[Begin MATERIALS PROVIDED]

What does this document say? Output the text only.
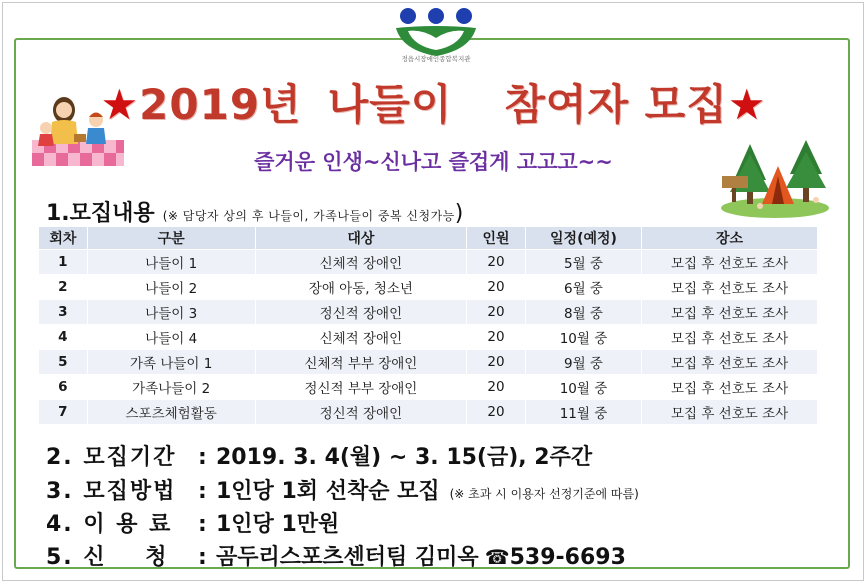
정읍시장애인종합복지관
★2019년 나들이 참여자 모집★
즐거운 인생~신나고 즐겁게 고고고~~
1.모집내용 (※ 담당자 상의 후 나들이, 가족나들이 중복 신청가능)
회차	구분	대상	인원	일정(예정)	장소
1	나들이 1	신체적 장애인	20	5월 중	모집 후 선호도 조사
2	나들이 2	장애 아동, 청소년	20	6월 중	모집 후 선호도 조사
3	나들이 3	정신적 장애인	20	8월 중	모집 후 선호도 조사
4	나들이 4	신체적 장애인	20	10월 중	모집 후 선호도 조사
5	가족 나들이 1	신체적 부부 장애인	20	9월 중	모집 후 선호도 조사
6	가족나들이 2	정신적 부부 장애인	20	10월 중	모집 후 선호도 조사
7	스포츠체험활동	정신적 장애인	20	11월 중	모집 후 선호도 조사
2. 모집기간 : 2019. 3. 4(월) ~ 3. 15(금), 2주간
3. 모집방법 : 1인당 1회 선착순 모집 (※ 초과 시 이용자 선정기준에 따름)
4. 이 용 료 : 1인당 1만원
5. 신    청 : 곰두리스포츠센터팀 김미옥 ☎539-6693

[End MATERIALS PROVIDED]
[Begin MATERIALS PROVIDED]

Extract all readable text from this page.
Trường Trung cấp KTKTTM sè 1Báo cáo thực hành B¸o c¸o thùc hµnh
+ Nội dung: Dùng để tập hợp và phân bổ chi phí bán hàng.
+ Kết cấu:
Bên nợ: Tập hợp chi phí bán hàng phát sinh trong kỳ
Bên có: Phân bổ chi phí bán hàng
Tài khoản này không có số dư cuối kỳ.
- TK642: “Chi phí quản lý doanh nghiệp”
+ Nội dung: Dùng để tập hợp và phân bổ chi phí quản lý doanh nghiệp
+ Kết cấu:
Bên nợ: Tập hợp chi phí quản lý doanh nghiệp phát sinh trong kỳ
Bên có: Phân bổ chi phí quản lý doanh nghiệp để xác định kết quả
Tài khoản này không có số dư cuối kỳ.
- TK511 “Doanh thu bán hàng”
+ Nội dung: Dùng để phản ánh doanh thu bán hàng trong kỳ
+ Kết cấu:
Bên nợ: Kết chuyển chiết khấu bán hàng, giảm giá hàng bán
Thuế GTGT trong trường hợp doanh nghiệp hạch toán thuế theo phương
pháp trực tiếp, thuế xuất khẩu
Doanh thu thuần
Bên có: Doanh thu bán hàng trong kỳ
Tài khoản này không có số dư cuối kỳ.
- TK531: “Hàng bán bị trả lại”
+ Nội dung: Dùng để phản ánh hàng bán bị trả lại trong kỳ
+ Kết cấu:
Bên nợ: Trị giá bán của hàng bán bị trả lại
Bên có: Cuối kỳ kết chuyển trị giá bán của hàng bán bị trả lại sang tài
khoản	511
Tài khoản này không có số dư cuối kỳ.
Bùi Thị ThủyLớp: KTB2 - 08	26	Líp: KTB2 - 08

[End MATERIALS PROVIDED]

Where a line in the material contains "text", copy that line.

What does this document say? Output the text only.
Extract all readable text from this page.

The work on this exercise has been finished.